[START OF Data for this exercise]
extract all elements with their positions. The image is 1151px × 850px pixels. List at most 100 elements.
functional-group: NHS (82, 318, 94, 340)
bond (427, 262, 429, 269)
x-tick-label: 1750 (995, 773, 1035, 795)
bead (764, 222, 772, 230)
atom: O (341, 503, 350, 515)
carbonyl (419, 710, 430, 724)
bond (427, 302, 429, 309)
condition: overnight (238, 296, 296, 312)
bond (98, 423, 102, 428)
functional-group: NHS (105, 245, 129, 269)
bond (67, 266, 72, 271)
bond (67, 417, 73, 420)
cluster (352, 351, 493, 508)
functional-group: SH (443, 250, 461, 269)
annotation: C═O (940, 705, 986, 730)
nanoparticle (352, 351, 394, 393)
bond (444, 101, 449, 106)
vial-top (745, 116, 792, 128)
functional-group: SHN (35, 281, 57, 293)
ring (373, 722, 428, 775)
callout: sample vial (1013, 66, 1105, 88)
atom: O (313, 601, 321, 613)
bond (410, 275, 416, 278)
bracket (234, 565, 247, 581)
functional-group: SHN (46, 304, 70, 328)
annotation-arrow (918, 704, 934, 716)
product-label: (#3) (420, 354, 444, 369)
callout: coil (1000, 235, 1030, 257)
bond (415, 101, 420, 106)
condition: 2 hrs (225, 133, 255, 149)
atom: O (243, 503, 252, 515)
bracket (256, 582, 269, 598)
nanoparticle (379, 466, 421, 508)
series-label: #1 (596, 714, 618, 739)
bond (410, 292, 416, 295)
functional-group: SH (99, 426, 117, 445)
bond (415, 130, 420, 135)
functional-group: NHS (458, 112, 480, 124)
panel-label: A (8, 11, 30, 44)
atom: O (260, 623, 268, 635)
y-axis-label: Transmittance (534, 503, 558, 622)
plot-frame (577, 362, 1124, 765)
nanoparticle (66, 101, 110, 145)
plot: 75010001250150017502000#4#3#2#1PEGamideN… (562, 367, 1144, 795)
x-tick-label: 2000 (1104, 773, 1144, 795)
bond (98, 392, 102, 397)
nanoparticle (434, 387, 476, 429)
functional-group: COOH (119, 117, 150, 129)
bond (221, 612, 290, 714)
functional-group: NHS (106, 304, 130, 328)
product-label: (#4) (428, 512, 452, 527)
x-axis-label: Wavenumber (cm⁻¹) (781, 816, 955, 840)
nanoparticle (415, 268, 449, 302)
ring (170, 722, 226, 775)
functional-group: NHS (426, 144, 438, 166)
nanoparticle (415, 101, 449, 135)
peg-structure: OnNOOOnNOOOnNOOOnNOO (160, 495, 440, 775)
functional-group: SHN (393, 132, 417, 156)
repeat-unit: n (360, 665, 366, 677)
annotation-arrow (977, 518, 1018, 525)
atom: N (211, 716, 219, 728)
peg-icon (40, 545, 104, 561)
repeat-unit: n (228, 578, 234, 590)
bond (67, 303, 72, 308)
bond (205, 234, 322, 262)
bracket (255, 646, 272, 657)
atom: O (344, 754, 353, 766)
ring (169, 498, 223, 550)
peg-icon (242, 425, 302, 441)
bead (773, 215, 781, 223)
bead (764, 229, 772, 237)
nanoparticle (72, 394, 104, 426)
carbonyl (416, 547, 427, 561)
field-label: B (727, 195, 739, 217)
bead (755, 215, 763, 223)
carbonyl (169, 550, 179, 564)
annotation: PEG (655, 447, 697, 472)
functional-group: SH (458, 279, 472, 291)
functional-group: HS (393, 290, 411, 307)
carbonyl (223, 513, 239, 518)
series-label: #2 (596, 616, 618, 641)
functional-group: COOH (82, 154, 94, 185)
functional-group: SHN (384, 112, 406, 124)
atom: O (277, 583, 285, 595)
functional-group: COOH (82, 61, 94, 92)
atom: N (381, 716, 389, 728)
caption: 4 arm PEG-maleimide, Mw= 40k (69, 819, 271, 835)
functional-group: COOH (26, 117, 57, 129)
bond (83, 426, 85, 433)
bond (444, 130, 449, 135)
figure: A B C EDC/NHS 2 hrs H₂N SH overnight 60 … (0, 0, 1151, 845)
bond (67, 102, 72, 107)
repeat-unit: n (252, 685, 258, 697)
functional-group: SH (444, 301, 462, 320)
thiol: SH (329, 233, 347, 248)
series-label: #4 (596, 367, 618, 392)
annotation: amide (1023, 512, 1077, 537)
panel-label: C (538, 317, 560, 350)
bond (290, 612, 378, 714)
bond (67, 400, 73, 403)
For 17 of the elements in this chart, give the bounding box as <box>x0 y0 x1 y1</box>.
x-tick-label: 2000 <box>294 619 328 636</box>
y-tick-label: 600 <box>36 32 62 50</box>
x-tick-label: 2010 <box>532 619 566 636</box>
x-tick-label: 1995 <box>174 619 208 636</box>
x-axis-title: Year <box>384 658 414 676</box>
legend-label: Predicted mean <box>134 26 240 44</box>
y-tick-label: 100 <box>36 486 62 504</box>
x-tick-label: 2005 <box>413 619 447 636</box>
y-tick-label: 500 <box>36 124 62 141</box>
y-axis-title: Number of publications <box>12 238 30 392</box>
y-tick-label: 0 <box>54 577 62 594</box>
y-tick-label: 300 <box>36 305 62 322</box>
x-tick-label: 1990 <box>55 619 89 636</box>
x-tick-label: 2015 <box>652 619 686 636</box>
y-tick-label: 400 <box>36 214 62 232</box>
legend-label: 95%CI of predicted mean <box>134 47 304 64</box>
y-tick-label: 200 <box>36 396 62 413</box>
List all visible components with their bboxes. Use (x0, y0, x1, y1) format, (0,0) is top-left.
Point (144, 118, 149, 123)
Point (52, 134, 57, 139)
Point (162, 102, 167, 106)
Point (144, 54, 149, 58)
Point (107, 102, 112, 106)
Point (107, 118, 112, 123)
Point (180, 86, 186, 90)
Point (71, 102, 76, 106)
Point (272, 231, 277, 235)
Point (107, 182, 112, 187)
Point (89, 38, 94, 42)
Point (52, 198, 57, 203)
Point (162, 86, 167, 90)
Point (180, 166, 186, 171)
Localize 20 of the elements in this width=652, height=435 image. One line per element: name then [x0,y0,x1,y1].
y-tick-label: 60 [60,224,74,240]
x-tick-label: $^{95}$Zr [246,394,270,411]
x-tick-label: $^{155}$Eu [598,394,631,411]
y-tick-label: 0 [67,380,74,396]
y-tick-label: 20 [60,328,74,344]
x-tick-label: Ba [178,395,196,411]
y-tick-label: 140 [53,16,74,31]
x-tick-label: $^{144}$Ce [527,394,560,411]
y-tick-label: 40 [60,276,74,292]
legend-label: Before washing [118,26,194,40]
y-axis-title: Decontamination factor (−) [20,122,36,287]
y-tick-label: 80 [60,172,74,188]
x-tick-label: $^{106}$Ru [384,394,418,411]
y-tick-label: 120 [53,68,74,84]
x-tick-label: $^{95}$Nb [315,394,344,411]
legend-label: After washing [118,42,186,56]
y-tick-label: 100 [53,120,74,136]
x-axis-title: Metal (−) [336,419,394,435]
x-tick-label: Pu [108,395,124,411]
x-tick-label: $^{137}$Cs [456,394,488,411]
[END OF Data for this exercise]
▶ Task directions
Repeat the records from the first line through the line containing "functional-group: NHS (458, 112, 480, 124)", including both ends.

▶ Answer to the exercise
extract all elements with their positions. The image is 1151px × 850px pixels. List at most 100 elements.
functional-group: NHS (82, 318, 94, 340)
bond (427, 262, 429, 269)
x-tick-label: 1750 (995, 773, 1035, 795)
bead (764, 222, 772, 230)
atom: O (341, 503, 350, 515)
carbonyl (419, 710, 430, 724)
bond (427, 302, 429, 309)
condition: overnight (238, 296, 296, 312)
bond (98, 423, 102, 428)
functional-group: NHS (105, 245, 129, 269)
bond (67, 266, 72, 271)
bond (67, 417, 73, 420)
cluster (352, 351, 493, 508)
functional-group: SH (443, 250, 461, 269)
annotation: C═O (940, 705, 986, 730)
nanoparticle (352, 351, 394, 393)
bond (444, 101, 449, 106)
vial-top (745, 116, 792, 128)
functional-group: SHN (35, 281, 57, 293)
ring (373, 722, 428, 775)
callout: sample vial (1013, 66, 1105, 88)
atom: O (313, 601, 321, 613)
bond (410, 275, 416, 278)
bracket (234, 565, 247, 581)
functional-group: SHN (46, 304, 70, 328)
annotation-arrow (918, 704, 934, 716)
product-label: (#3) (420, 354, 444, 369)
callout: coil (1000, 235, 1030, 257)
bond (415, 101, 420, 106)
condition: 2 hrs (225, 133, 255, 149)
atom: O (243, 503, 252, 515)
bracket (256, 582, 269, 598)
nanoparticle (379, 466, 421, 508)
series-label: #1 (596, 714, 618, 739)
bond (410, 292, 416, 295)
functional-group: SH (99, 426, 117, 445)
bond (415, 130, 420, 135)
functional-group: NHS (458, 112, 480, 124)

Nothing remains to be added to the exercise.